## WHAT IS NEEDED
Quote the entries that follow exactly, leaving none out.

## ENTRIES PROVIDED
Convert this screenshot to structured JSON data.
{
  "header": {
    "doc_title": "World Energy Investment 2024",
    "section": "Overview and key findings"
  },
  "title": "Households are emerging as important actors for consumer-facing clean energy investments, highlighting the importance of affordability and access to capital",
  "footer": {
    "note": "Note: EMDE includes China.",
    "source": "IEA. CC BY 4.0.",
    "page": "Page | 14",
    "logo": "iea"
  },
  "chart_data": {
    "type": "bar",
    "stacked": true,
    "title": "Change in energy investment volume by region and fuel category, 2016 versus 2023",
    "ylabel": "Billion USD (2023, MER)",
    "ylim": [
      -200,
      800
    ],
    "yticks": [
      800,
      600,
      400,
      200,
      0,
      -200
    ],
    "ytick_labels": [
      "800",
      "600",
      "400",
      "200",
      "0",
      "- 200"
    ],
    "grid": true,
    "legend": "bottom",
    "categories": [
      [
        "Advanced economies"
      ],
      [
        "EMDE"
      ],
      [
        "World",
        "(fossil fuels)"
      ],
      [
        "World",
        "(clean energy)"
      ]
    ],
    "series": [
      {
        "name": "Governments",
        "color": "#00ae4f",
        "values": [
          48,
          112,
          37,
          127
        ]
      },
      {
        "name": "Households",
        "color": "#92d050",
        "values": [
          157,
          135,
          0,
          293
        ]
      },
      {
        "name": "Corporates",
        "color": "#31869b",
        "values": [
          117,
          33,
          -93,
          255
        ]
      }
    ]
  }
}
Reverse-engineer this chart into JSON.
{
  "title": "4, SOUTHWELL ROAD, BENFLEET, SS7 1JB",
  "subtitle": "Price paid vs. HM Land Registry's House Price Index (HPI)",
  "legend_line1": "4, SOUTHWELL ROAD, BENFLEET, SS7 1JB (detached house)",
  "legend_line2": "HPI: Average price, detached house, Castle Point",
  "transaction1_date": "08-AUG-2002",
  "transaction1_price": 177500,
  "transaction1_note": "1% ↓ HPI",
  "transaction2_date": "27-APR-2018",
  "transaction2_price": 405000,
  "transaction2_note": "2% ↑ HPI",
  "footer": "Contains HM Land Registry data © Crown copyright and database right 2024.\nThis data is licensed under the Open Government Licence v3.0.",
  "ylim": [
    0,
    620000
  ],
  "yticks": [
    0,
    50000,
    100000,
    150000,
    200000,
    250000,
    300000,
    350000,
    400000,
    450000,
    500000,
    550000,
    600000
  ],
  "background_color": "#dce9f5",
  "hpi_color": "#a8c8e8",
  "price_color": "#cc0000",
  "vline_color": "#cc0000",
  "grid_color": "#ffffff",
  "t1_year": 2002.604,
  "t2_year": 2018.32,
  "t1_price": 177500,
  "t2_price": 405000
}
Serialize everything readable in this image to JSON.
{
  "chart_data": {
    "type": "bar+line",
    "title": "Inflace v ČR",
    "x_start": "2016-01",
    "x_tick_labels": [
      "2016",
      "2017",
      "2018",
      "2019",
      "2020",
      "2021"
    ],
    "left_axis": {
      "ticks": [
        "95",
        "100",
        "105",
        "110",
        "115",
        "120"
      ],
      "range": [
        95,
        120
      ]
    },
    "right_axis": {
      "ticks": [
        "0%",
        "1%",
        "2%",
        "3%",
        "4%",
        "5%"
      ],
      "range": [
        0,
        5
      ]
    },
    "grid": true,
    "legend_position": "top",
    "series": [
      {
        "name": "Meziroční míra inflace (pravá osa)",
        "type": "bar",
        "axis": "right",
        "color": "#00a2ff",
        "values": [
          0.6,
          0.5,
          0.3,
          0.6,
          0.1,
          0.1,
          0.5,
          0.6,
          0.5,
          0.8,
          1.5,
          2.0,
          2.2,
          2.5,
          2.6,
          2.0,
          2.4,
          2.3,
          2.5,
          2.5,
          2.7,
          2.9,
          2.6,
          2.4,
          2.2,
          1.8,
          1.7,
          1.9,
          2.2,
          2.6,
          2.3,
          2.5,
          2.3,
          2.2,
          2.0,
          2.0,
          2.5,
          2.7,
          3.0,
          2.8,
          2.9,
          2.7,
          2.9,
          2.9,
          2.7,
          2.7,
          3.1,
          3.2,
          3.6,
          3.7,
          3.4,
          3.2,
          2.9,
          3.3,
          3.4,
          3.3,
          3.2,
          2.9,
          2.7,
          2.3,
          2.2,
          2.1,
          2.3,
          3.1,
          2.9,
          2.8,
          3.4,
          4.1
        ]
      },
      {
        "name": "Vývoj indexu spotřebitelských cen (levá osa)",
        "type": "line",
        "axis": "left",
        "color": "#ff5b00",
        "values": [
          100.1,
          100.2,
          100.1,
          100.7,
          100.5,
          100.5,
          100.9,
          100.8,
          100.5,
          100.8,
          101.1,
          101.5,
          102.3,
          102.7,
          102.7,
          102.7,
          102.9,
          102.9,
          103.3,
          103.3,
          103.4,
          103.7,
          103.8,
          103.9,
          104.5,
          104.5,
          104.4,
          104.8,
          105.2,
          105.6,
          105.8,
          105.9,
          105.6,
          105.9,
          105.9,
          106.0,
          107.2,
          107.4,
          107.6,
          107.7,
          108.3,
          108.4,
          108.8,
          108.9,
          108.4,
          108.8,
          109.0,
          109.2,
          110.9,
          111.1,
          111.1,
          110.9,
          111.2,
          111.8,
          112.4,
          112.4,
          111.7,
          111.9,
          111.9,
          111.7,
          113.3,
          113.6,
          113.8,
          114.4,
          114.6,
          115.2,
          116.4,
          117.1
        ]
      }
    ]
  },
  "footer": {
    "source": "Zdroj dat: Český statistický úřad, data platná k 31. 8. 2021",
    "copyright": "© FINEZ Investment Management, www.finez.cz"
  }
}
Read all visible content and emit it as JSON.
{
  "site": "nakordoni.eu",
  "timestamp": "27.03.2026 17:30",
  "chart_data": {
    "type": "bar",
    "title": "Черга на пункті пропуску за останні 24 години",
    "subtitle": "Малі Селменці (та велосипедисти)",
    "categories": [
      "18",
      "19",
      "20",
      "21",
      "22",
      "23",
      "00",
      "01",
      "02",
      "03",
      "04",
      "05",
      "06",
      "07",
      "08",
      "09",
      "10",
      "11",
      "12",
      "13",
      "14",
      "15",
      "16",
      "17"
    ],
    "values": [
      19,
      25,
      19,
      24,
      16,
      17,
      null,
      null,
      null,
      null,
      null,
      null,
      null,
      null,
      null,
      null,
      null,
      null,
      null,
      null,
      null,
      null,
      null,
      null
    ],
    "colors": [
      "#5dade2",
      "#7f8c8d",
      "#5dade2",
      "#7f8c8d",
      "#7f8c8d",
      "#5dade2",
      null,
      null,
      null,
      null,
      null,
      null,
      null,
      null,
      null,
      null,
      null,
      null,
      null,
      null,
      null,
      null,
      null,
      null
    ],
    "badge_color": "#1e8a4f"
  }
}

## COMPLETED EXERCISE
Convert this screenshot to structured JSON data.
{
  "header": {
    "doc_title": "World Energy Investment 2024",
    "section": "Overview and key findings"
  },
  "title": "Households are emerging as important actors for consumer-facing clean energy investments, highlighting the importance of affordability and access to capital",
  "footer": {
    "note": "Note: EMDE includes China.",
    "source": "IEA. CC BY 4.0.",
    "page": "Page | 14",
    "logo": "iea"
  },
  "chart_data": {
    "type": "bar",
    "stacked": true,
    "title": "Change in energy investment volume by region and fuel category, 2016 versus 2023",
    "ylabel": "Billion USD (2023, MER)",
    "ylim": [
      -200,
      800
    ],
    "yticks": [
      800,
      600,
      400,
      200,
      0,
      -200
    ],
    "ytick_labels": [
      "800",
      "600",
      "400",
      "200",
      "0",
      "- 200"
    ],
    "grid": true,
    "legend": "bottom",
    "categories": [
      [
        "Advanced economies"
      ],
      [
        "EMDE"
      ],
      [
        "World",
        "(fossil fuels)"
      ],
      [
        "World",
        "(clean energy)"
      ]
    ],
    "series": [
      {
        "name": "Governments",
        "color": "#00ae4f",
        "values": [
          48,
          112,
          37,
          127
        ]
      },
      {
        "name": "Households",
        "color": "#92d050",
        "values": [
          157,
          135,
          0,
          293
        ]
      },
      {
        "name": "Corporates",
        "color": "#31869b",
        "values": [
          117,
          33,
          -93,
          255
        ]
      }
    ]
  }
}
Reverse-engineer this chart into JSON.
{
  "title": "4, SOUTHWELL ROAD, BENFLEET, SS7 1JB",
  "subtitle": "Price paid vs. HM Land Registry's House Price Index (HPI)",
  "legend_line1": "4, SOUTHWELL ROAD, BENFLEET, SS7 1JB (detached house)",
  "legend_line2": "HPI: Average price, detached house, Castle Point",
  "transaction1_date": "08-AUG-2002",
  "transaction1_price": 177500,
  "transaction1_note": "1% ↓ HPI",
  "transaction2_date": "27-APR-2018",
  "transaction2_price": 405000,
  "transaction2_note": "2% ↑ HPI",
  "footer": "Contains HM Land Registry data © Crown copyright and database right 2024.\nThis data is licensed under the Open Government Licence v3.0.",
  "ylim": [
    0,
    620000
  ],
  "yticks": [
    0,
    50000,
    100000,
    150000,
    200000,
    250000,
    300000,
    350000,
    400000,
    450000,
    500000,
    550000,
    600000
  ],
  "background_color": "#dce9f5",
  "hpi_color": "#a8c8e8",
  "price_color": "#cc0000",
  "vline_color": "#cc0000",
  "grid_color": "#ffffff",
  "t1_year": 2002.604,
  "t2_year": 2018.32,
  "t1_price": 177500,
  "t2_price": 405000
}
Serialize everything readable in this image to JSON.
{
  "chart_data": {
    "type": "bar+line",
    "title": "Inflace v ČR",
    "x_start": "2016-01",
    "x_tick_labels": [
      "2016",
      "2017",
      "2018",
      "2019",
      "2020",
      "2021"
    ],
    "left_axis": {
      "ticks": [
        "95",
        "100",
        "105",
        "110",
        "115",
        "120"
      ],
      "range": [
        95,
        120
      ]
    },
    "right_axis": {
      "ticks": [
        "0%",
        "1%",
        "2%",
        "3%",
        "4%",
        "5%"
      ],
      "range": [
        0,
        5
      ]
    },
    "grid": true,
    "legend_position": "top",
    "series": [
      {
        "name": "Meziroční míra inflace (pravá osa)",
        "type": "bar",
        "axis": "right",
        "color": "#00a2ff",
        "values": [
          0.6,
          0.5,
          0.3,
          0.6,
          0.1,
          0.1,
          0.5,
          0.6,
          0.5,
          0.8,
          1.5,
          2.0,
          2.2,
          2.5,
          2.6,
          2.0,
          2.4,
          2.3,
          2.5,
          2.5,
          2.7,
          2.9,
          2.6,
          2.4,
          2.2,
          1.8,
          1.7,
          1.9,
          2.2,
          2.6,
          2.3,
          2.5,
          2.3,
          2.2,
          2.0,
          2.0,
          2.5,
          2.7,
          3.0,
          2.8,
          2.9,
          2.7,
          2.9,
          2.9,
          2.7,
          2.7,
          3.1,
          3.2,
          3.6,
          3.7,
          3.4,
          3.2,
          2.9,
          3.3,
          3.4,
          3.3,
          3.2,
          2.9,
          2.7,
          2.3,
          2.2,
          2.1,
          2.3,
          3.1,
          2.9,
          2.8,
          3.4,
          4.1
        ]
      },
      {
        "name": "Vývoj indexu spotřebitelských cen (levá osa)",
        "type": "line",
        "axis": "left",
        "color": "#ff5b00",
        "values": [
          100.1,
          100.2,
          100.1,
          100.7,
          100.5,
          100.5,
          100.9,
          100.8,
          100.5,
          100.8,
          101.1,
          101.5,
          102.3,
          102.7,
          102.7,
          102.7,
          102.9,
          102.9,
          103.3,
          103.3,
          103.4,
          103.7,
          103.8,
          103.9,
          104.5,
          104.5,
          104.4,
          104.8,
          105.2,
          105.6,
          105.8,
          105.9,
          105.6,
          105.9,
          105.9,
          106.0,
          107.2,
          107.4,
          107.6,
          107.7,
          108.3,
          108.4,
          108.8,
          108.9,
          108.4,
          108.8,
          109.0,
          109.2,
          110.9,
          111.1,
          111.1,
          110.9,
          111.2,
          111.8,
          112.4,
          112.4,
          111.7,
          111.9,
          111.9,
          111.7,
          113.3,
          113.6,
          113.8,
          114.4,
          114.6,
          115.2,
          116.4,
          117.1
        ]
      }
    ]
  },
  "footer": {
    "source": "Zdroj dat: Český statistický úřad, data platná k 31. 8. 2021",
    "copyright": "© FINEZ Investment Management, www.finez.cz"
  }
}
Read all visible content and emit it as JSON.
{
  "site": "nakordoni.eu",
  "timestamp": "27.03.2026 17:30",
  "chart_data": {
    "type": "bar",
    "title": "Черга на пункті пропуску за останні 24 години",
    "subtitle": "Малі Селменці (та велосипедисти)",
    "categories": [
      "18",
      "19",
      "20",
      "21",
      "22",
      "23",
      "00",
      "01",
      "02",
      "03",
      "04",
      "05",
      "06",
      "07",
      "08",
      "09",
      "10",
      "11",
      "12",
      "13",
      "14",
      "15",
      "16",
      "17"
    ],
    "values": [
      19,
      25,
      19,
      24,
      16,
      17,
      null,
      null,
      null,
      null,
      null,
      null,
      null,
      null,
      null,
      null,
      null,
      null,
      null,
      null,
      null,
      null,
      null,
      null
    ],
    "colors": [
      "#5dade2",
      "#7f8c8d",
      "#5dade2",
      "#7f8c8d",
      "#7f8c8d",
      "#5dade2",
      null,
      null,
      null,
      null,
      null,
      null,
      null,
      null,
      null,
      null,
      null,
      null,
      null,
      null,
      null,
      null,
      null,
      null
    ],
    "badge_color": "#1e8a4f"
  }
}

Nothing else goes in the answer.